STUDY QUESTIONS.
- A) In the passage on Foucault and governmentality, what was bio-power first known as?
- B) Please continue the passage on Foucault and governmentality after its final sentence.

SOURCE DOCUMENT.
BEGIN
Relations between the subject and discourses of truth occupy much of Foucault's research in the late 1970s and early 1980s, when he displaces the "tired notion of power-knowledge" (as he terms it in one of his lectures) with that of governmentality, the government of self and others, exercised on the population as a whole and on each individual, through security measures covering every facet of life—health, education, work, leisure, and culture. The proper exercise of this bio-power (first known as "the police," in the sense of policy), requires infinite [End Page 278] amounts of truth about "all and each," about their current and future needs, about the efficiency and extent of governmental interference, in order to ensure "'the right disposition of things, arranged so as to lead to a convenient end.'"80 The problem of ensuring the freedom of each while providing for the needs of the collectivity, and its "resolution" through the correct administration of things (documented by Angenot in collectivist utopias), can thus be traced throughout modernity, in both capitalist and socialist societies where the State is governmentalized, and charged with securing the life of the nation.
END
DATA FOR REVIEW.
BEGIN
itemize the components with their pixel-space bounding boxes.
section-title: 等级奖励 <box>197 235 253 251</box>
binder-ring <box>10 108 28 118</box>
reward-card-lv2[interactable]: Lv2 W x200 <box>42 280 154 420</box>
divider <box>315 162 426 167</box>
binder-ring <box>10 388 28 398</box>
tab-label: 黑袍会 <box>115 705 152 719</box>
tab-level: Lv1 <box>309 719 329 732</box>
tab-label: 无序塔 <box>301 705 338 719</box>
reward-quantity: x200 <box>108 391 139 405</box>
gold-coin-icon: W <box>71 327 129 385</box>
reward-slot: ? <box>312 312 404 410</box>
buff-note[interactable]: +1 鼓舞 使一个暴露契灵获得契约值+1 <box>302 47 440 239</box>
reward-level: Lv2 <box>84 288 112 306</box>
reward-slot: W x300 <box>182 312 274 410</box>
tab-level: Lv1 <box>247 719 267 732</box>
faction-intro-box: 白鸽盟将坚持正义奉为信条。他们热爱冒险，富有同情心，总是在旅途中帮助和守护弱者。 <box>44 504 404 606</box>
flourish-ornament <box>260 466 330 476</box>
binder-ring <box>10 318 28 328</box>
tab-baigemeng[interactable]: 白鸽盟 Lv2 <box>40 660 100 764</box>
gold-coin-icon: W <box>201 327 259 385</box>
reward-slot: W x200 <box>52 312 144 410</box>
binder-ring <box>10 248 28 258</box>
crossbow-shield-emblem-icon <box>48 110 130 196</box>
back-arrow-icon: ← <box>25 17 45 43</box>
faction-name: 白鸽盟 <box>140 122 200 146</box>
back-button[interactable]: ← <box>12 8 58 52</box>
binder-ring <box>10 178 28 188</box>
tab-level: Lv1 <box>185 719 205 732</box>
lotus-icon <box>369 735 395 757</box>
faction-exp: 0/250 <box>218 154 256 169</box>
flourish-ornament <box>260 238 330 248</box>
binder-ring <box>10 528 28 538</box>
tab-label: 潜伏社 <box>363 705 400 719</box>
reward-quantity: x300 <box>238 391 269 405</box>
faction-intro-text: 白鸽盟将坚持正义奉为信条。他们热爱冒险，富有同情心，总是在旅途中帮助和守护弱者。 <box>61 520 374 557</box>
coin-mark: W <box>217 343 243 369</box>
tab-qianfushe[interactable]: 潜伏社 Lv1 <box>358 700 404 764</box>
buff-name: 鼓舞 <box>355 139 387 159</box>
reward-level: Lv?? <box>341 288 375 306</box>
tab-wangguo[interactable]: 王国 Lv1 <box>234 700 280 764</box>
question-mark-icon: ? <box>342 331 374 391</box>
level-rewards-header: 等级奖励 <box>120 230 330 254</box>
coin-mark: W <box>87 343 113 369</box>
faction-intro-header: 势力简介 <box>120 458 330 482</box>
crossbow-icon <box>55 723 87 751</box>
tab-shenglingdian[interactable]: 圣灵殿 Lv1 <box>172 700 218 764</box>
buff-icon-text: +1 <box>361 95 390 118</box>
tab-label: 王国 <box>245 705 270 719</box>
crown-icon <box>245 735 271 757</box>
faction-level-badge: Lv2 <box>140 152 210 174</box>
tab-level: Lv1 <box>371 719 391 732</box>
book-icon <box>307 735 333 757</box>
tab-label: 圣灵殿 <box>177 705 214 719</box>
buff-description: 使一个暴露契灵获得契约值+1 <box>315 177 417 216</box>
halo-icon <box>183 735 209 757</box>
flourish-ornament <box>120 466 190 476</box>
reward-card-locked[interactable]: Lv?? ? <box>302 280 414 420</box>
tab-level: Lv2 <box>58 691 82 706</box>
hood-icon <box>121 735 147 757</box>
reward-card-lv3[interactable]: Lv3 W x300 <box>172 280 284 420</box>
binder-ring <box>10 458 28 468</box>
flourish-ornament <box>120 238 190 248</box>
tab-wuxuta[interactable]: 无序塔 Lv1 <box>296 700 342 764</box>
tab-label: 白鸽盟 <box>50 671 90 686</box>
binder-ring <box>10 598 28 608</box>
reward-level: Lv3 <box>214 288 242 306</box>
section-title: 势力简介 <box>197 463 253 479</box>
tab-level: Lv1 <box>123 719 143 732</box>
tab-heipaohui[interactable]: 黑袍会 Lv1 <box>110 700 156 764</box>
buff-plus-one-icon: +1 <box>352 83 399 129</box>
END
EXERCISE RESPONSES.
- A) "The police," in the sense of policy.

- B)
But, Foucault asks, how can a form of government responsible for the continuum of life acknowledge economic, political, social differences among citizens? "If the power of normalization wishes to exercise the old sovereign right to kill [or to differentiate and exclude]," Foucault argues, "it must pass through racism."81 State racism and sexism, colonization and imperialism are required by the government of life, as an intrinsic part of its operations; they constitute the reverse side of Bakhtin's encounter with the other, the one that appears when bio-power relations, and the rationality of governmentality, are brought into focus. These relations also situate collectivist utopias (analyzed by Angenot) as the very forms of resistance drawn out by the exercise of governmental power. For Foucault, power functions not only through repression, but also through production and encouragement, by stimulating pleasures and ambitions, identities and habits. But power relations can only exist where resistance is possible: "resistances do not derive from a few heterogeneous principles; but neither are they a lure or a promise that is of necessity betrayed. They are the odd term in relations of power; they are inscribed in the latter as an irreducible opposite."82 Socialist dreams of a society where free citizens have "completely interiorized and recognized as [their] own the needs of the collective organization," and where individuals "can only conceive of liberty in terms of security" do indeed constitute the "irreducible opposite," the requisite resistance to power relations designed to foster the life of the population as a whole, and each of its individuals.83 With historical distance and genealogical analysis, the failure of these socialist movements to overthrow the regimes they opposed can be seen as at least partly due to a misapprehension of the grounds and stakes involved in the battle. But is all resistance doomed to failure?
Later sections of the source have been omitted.